### WHAT YOU WILL DO
Reproduce word for word the material from the line containing "161, 248, 304]" through the end of the material, including both ends.

━━━━━━━━━━━━━━━━━━━━

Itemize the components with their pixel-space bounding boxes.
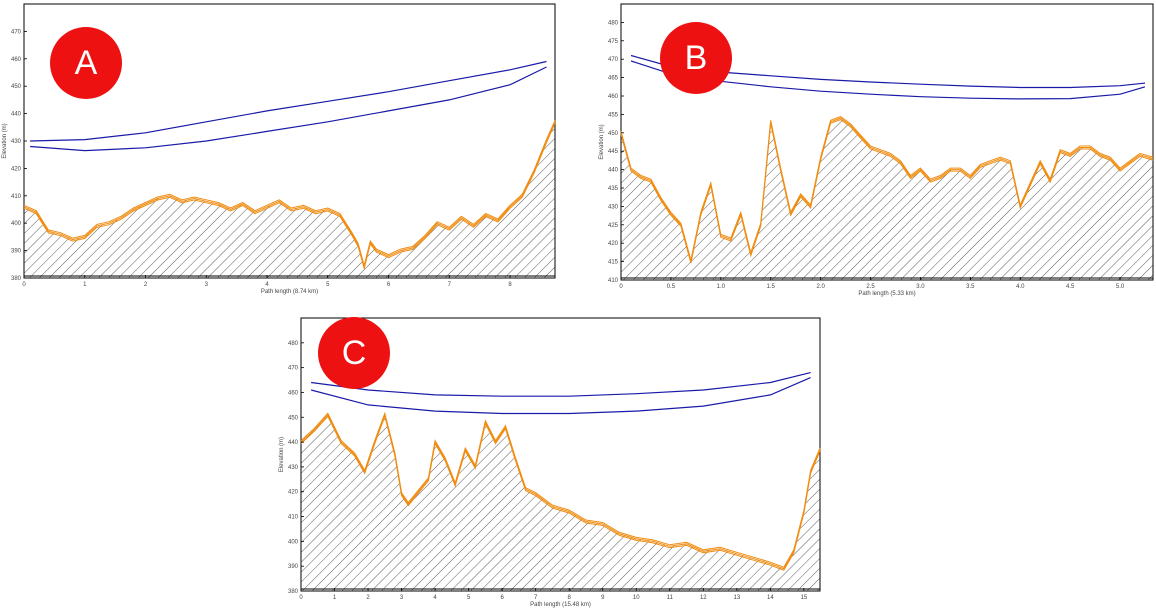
y-tick-label: 460: [608, 94, 619, 100]
x-tick-label: 0.5: [667, 284, 676, 290]
y-tick-label: 380: [11, 276, 22, 282]
y-tick-label: 480: [288, 341, 299, 347]
y-tick-label: 465: [608, 76, 619, 82]
x-tick-label: 5: [326, 282, 330, 288]
y-tick-label: 470: [608, 57, 619, 63]
x-tick-label: 1: [83, 282, 87, 288]
badge-b: B: [660, 22, 732, 94]
y-tick-label: 400: [288, 539, 299, 545]
x-tick-label: 8: [568, 595, 572, 601]
x-tick-label: 4: [433, 595, 437, 601]
y-tick-label: 445: [608, 149, 619, 155]
y-axis-label: Elevation (m): [2, 123, 8, 158]
y-tick-label: 455: [608, 112, 619, 118]
x-tick-label: 3.0: [916, 284, 925, 290]
y-tick-label: 380: [288, 589, 299, 595]
panel-c: 0 1 2 3 4 5 6 7 8 9 10 11 12 13 14 15 380 390 400 410 420 430…: [268, 308, 826, 608]
x-tick-label: 9: [601, 595, 605, 601]
x-tick-label: 8: [508, 282, 512, 288]
y-tick-label: 450: [288, 415, 299, 421]
y-tick-label: 470: [288, 366, 299, 372]
y-tick-label: 420: [608, 241, 619, 247]
fresnel-lower-line: [30, 66, 547, 152]
terrain-profile-line: [23, 123, 556, 271]
x-tick-label: 3: [400, 595, 404, 601]
fresnel-upper-line: [311, 372, 811, 397]
x-tick-label: 2: [144, 282, 148, 288]
y-tick-label: 450: [608, 131, 619, 137]
panel-a: 0 1 2 3 4 5 6 7 8 380 390 400 410 420 430 440 450 460 470 P…: [0, 0, 558, 298]
x-tick-label: 1: [333, 595, 337, 601]
x-axis-label: Path length (5.33 km): [858, 291, 915, 297]
x-tick-label: 3.5: [966, 284, 975, 290]
x-tick-label: 13: [734, 595, 741, 601]
badge-a: A: [50, 27, 122, 99]
x-axis-label: Path length (8.74 km): [261, 289, 318, 295]
x-tick-label: 2.0: [816, 284, 825, 290]
y-tick-label: 415: [608, 260, 619, 266]
fresnel-lower-line: [310, 377, 811, 415]
y-tick-label: 460: [288, 390, 299, 396]
x-tick-label: 15: [801, 595, 808, 601]
fresnel-upper-line: [30, 60, 547, 142]
panel-b: 0 0.5 1.0 1.5 2.0 2.5 3.0 3.5 4.0 4.5 5.0 410 415 420…: [596, 0, 1156, 298]
y-tick-label: 440: [288, 440, 299, 446]
y-tick-label: 480: [608, 20, 619, 26]
x-tick-label: 5: [467, 595, 471, 601]
y-axis-label: Elevation (m): [599, 124, 605, 159]
y-tick-label: 475: [608, 39, 619, 45]
x-tick-label: 7: [534, 595, 538, 601]
x-tick-label: 4.5: [1066, 284, 1075, 290]
y-axis-label: Elevation (m): [279, 437, 285, 472]
x-tick-label: 0: [22, 282, 26, 288]
x-tick-label: 2: [366, 595, 370, 601]
y-tick-label: 410: [288, 515, 299, 521]
terrain-area: [621, 118, 1153, 280]
x-tick-label: 0: [619, 284, 623, 290]
x-tick-label: 14: [767, 595, 774, 601]
x-tick-label: 1.5: [767, 284, 776, 290]
x-tick-label: 4.0: [1016, 284, 1025, 290]
y-tick-label: 410: [11, 194, 22, 200]
y-tick-label: 440: [608, 168, 619, 174]
y-tick-label: 430: [288, 465, 299, 471]
y-tick-label: 440: [11, 112, 22, 118]
y-tick-label: 410: [608, 278, 619, 284]
y-tick-label: 450: [11, 84, 22, 90]
y-tick-label: 390: [11, 249, 22, 255]
x-tick-label: 11: [667, 595, 674, 601]
y-tick-label: 420: [288, 490, 299, 496]
x-tick-label: 7: [448, 282, 452, 288]
terrain-area: [24, 121, 555, 278]
terrain-profile-line: [23, 120, 556, 268]
y-tick-label: 425: [608, 223, 619, 229]
badge-c: C: [318, 317, 390, 389]
x-tick-label: 5.0: [1116, 284, 1125, 290]
terrain-profile-line: [300, 414, 821, 571]
y-tick-label: 420: [11, 166, 22, 172]
y-tick-label: 435: [608, 186, 619, 192]
x-tick-label: 10: [633, 595, 640, 601]
y-tick-label: 460: [11, 57, 22, 63]
y-tick-label: 430: [608, 204, 619, 210]
terrain-profile-line: [23, 121, 556, 269]
x-tick-label: 6: [500, 595, 504, 601]
x-tick-label: 12: [700, 595, 707, 601]
terrain-profile-line: [620, 119, 1154, 264]
x-tick-label: 6: [387, 282, 391, 288]
y-tick-label: 390: [288, 564, 299, 570]
x-tick-label: 4: [265, 282, 269, 288]
y-tick-label: 400: [11, 221, 22, 227]
x-axis-label: Path length (15.48 km): [530, 602, 591, 608]
x-tick-label: 0: [299, 595, 303, 601]
y-tick-label: 430: [11, 139, 22, 145]
x-tick-label: 2.5: [866, 284, 875, 290]
y-tick-label: 470: [11, 29, 22, 35]
x-tick-label: 3: [205, 282, 209, 288]
x-tick-label: 1.0: [717, 284, 726, 290]
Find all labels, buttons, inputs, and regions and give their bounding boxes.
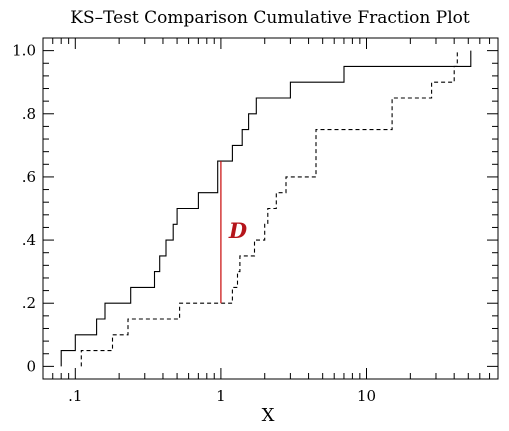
annotation-layer: D	[220, 161, 248, 304]
tick-labels: .1 1 10 0 .2 .4 .6 .8 1.0	[12, 42, 376, 405]
y-tick-label: .8	[22, 105, 36, 123]
y-tick-label: .2	[22, 294, 36, 312]
y-tick-label: 0	[26, 357, 36, 375]
y-tick-label: .6	[22, 168, 36, 186]
x-tick-label: 10	[357, 387, 376, 405]
series-dashed-line	[80, 50, 458, 367]
series-solid-line	[60, 50, 472, 367]
series-layer	[60, 50, 472, 367]
y-tick-label: 1.0	[12, 42, 36, 60]
axis-ticks	[42, 38, 499, 379]
y-tick-label: .4	[22, 231, 36, 249]
ks-distance-label: D	[228, 218, 248, 243]
plot-frame	[42, 37, 499, 380]
x-axis-label: X	[262, 405, 275, 426]
x-tick-label: .1	[68, 387, 82, 405]
x-tick-label: 1	[216, 387, 226, 405]
chart-title: KS–Test Comparison Cumulative Fraction P…	[70, 8, 470, 28]
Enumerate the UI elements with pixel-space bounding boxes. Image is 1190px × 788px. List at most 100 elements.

━━━━━━━━━━━━━━━━━━━━

### ANSWER IN FULL
annotation-layer: D	[220, 161, 248, 304]
tick-labels: .1 1 10 0 .2 .4 .6 .8 1.0	[12, 42, 376, 405]
y-tick-label: .8	[22, 105, 36, 123]
y-tick-label: .2	[22, 294, 36, 312]
y-tick-label: 0	[26, 357, 36, 375]
y-tick-label: .6	[22, 168, 36, 186]
x-tick-label: 10	[357, 387, 376, 405]
series-dashed-line	[80, 50, 458, 367]
series-solid-line	[60, 50, 472, 367]
series-layer	[60, 50, 472, 367]
y-tick-label: 1.0	[12, 42, 36, 60]
axis-ticks	[42, 38, 499, 379]
y-tick-label: .4	[22, 231, 36, 249]
ks-distance-label: D	[228, 218, 248, 243]
plot-frame	[42, 37, 499, 380]
x-axis-label: X	[262, 405, 275, 426]
x-tick-label: .1	[68, 387, 82, 405]
x-tick-label: 1	[216, 387, 226, 405]
chart-title: KS–Test Comparison Cumulative Fraction P…	[70, 8, 470, 28]
Enumerate the UI elements with pixel-space bounding boxes. Image is 1190px × 788px. List at most 100 elements.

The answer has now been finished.